GIVEN EXERCISE -
State how many lines in these records contain the word "this", and nothing else.

[begin DATASET]

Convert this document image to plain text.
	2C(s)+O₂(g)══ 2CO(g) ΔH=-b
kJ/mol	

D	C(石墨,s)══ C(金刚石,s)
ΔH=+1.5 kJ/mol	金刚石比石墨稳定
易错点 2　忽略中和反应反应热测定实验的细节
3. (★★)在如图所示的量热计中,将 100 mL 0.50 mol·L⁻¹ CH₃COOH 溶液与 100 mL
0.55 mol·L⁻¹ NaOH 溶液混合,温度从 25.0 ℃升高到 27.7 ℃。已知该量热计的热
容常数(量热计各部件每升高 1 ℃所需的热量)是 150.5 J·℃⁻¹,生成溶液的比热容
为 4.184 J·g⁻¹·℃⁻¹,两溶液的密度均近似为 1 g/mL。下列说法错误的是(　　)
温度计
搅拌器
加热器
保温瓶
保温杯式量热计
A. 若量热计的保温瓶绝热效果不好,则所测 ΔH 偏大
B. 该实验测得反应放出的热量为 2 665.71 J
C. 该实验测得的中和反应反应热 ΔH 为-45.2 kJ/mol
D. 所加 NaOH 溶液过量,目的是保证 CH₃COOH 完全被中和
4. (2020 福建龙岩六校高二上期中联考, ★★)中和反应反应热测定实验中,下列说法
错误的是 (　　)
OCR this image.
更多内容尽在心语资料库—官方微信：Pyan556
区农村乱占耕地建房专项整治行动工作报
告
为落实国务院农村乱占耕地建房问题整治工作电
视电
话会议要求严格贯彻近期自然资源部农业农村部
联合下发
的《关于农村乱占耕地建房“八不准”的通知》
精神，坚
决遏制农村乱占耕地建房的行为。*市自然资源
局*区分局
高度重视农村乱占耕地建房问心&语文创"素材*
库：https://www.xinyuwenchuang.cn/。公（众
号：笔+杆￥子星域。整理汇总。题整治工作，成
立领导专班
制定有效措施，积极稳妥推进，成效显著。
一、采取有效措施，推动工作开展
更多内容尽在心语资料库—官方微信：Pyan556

[end DATASET]

ANSWER BELOW -
2